■ TASK TO COMPLETE
From the listing below, copy every line with the word "COVID".

##### ENTRIES

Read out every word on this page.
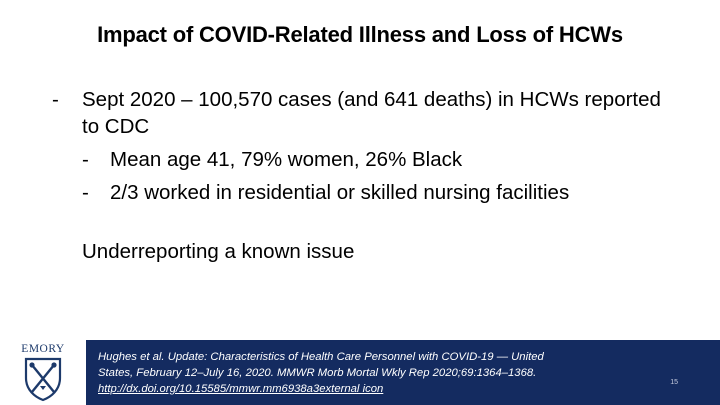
Impact of COVID-Related Illness and Loss of HCWs
- Sept 2020 – 100,570 cases (and 641 deaths) in HCWs reported to CDC
- Mean age 41, 79% women, 26% Black
- 2/3 worked in residential or skilled nursing facilities
Underreporting a known issue
EMORY
Hughes et al. Update: Characteristics of Health Care Personnel with COVID-19 — United
States, February 12–July 16, 2020. MMWR Morb Mortal Wkly Rep 2020;69:1364–1368.
http://dx.doi.org/10.15585/mmwr.mm6938a3external icon
15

##########

■ TASK RESPONSE
Impact of COVID-Related Illness and Loss of HCWs
Hughes et al. Update: Characteristics of Health Care Personnel with COVID-19 — United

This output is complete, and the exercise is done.